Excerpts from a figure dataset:
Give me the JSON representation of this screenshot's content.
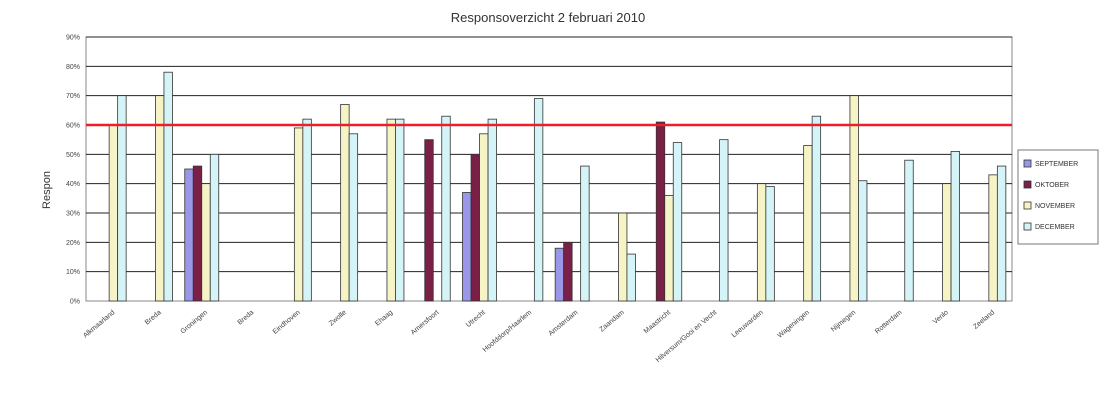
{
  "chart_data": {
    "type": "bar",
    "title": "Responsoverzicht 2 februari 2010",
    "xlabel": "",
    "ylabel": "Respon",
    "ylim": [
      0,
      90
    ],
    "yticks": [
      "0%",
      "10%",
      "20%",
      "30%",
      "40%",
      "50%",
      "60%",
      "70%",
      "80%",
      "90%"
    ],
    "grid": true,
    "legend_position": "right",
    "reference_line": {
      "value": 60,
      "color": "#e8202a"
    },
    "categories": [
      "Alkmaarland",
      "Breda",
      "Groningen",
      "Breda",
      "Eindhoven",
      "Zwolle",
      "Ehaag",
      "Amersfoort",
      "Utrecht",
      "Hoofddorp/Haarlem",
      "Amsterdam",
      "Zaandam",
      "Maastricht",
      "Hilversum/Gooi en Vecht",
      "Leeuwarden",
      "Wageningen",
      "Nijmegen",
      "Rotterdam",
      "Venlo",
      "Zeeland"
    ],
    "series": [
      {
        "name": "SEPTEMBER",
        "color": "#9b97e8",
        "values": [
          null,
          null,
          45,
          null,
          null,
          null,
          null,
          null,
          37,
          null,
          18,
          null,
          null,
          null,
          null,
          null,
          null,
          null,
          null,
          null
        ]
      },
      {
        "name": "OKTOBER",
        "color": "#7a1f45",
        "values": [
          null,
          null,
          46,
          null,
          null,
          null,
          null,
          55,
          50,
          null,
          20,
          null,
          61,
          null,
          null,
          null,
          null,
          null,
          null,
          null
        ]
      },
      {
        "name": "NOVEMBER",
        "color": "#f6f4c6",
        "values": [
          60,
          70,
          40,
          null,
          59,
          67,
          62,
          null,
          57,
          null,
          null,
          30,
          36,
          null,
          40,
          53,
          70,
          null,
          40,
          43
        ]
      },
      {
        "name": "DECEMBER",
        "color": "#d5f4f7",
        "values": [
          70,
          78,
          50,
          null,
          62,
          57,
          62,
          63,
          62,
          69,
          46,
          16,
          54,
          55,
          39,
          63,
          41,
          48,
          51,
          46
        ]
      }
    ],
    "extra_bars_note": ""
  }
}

What needs to be done: Every entry above is to be set down exactly; the pictures are to be left out.

Task result:
Give me the JSON representation of this screenshot's content.
{
  "chart_data": {
    "type": "bar",
    "title": "Responsoverzicht 2 februari 2010",
    "xlabel": "",
    "ylabel": "Respon",
    "ylim": [
      0,
      90
    ],
    "yticks": [
      "0%",
      "10%",
      "20%",
      "30%",
      "40%",
      "50%",
      "60%",
      "70%",
      "80%",
      "90%"
    ],
    "grid": true,
    "legend_position": "right",
    "reference_line": {
      "value": 60,
      "color": "#e8202a"
    },
    "categories": [
      "Alkmaarland",
      "Breda",
      "Groningen",
      "Breda",
      "Eindhoven",
      "Zwolle",
      "Ehaag",
      "Amersfoort",
      "Utrecht",
      "Hoofddorp/Haarlem",
      "Amsterdam",
      "Zaandam",
      "Maastricht",
      "Hilversum/Gooi en Vecht",
      "Leeuwarden",
      "Wageningen",
      "Nijmegen",
      "Rotterdam",
      "Venlo",
      "Zeeland"
    ],
    "series": [
      {
        "name": "SEPTEMBER",
        "color": "#9b97e8",
        "values": [
          null,
          null,
          45,
          null,
          null,
          null,
          null,
          null,
          37,
          null,
          18,
          null,
          null,
          null,
          null,
          null,
          null,
          null,
          null,
          null
        ]
      },
      {
        "name": "OKTOBER",
        "color": "#7a1f45",
        "values": [
          null,
          null,
          46,
          null,
          null,
          null,
          null,
          55,
          50,
          null,
          20,
          null,
          61,
          null,
          null,
          null,
          null,
          null,
          null,
          null
        ]
      },
      {
        "name": "NOVEMBER",
        "color": "#f6f4c6",
        "values": [
          60,
          70,
          40,
          null,
          59,
          67,
          62,
          null,
          57,
          null,
          null,
          30,
          36,
          null,
          40,
          53,
          70,
          null,
          40,
          43
        ]
      },
      {
        "name": "DECEMBER",
        "color": "#d5f4f7",
        "values": [
          70,
          78,
          50,
          null,
          62,
          57,
          62,
          63,
          62,
          69,
          46,
          16,
          54,
          55,
          39,
          63,
          41,
          48,
          51,
          46
        ]
      }
    ],
    "extra_bars_note": ""
  }
}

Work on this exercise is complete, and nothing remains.